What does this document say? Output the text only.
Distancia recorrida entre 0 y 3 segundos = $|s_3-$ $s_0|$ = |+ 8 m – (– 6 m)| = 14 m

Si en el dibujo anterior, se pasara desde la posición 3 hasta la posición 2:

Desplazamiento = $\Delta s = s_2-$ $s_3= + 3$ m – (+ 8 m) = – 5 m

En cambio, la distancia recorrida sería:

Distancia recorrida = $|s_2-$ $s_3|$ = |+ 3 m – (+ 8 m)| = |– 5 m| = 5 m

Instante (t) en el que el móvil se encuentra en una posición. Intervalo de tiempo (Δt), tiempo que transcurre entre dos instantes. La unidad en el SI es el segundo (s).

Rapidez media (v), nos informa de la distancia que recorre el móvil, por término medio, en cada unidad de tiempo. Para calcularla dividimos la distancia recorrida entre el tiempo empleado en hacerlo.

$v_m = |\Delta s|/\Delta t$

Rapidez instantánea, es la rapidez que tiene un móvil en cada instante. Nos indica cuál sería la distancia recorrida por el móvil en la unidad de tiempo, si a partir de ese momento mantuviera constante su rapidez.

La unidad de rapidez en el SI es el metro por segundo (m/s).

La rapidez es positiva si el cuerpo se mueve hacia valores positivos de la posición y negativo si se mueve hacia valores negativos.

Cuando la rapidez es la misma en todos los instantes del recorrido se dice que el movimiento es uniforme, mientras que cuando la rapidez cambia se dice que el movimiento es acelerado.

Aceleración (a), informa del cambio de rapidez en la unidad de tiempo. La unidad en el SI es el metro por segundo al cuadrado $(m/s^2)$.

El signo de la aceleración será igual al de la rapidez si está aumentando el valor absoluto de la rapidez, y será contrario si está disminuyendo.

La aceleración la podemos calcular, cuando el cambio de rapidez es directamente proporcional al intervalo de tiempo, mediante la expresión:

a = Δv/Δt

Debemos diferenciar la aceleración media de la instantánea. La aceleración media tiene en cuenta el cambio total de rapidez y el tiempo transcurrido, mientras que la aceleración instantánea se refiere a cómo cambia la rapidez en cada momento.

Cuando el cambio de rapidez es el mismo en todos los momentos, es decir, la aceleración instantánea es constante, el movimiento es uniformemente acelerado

************

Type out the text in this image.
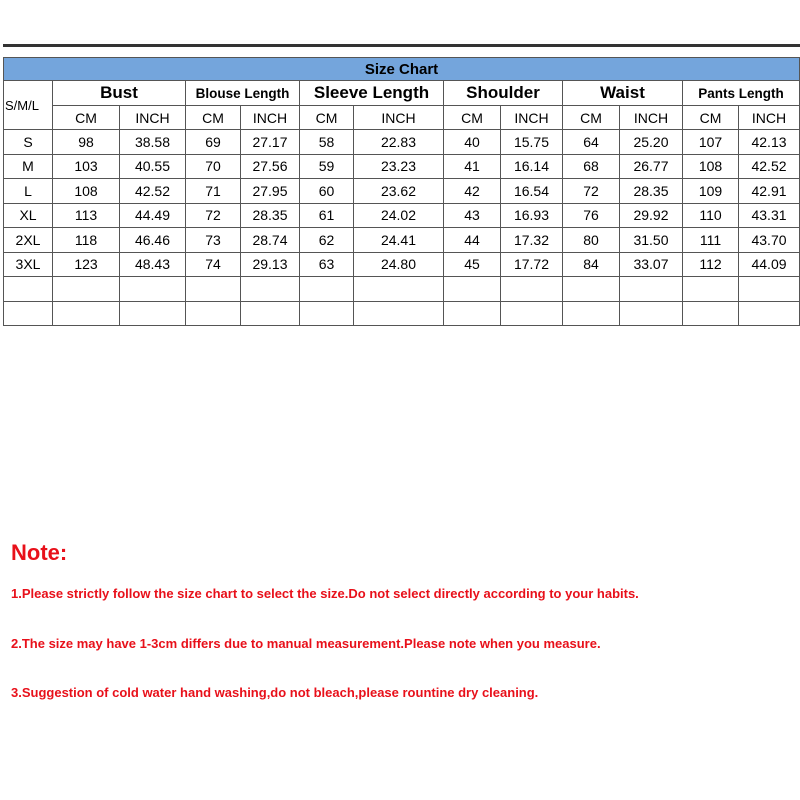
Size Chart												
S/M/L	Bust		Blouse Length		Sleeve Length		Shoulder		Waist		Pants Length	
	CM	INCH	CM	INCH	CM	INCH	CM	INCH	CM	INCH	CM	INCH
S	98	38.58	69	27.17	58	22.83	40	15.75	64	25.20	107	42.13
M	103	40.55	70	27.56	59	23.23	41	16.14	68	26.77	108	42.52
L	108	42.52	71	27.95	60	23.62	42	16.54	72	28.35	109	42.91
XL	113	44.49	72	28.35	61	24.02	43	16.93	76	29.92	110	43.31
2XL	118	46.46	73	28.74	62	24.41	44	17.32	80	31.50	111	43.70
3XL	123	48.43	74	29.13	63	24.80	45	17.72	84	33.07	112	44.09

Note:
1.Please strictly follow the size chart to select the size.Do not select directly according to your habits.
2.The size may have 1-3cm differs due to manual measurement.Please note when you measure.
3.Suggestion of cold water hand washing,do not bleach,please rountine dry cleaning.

************

*INSTRUCTIONS FOR THE TASK*
Extract from the data every line where "this" shows up.

*FINISHED EXERCISE*
What does this document say? Output the text only.
Type out the text in this image.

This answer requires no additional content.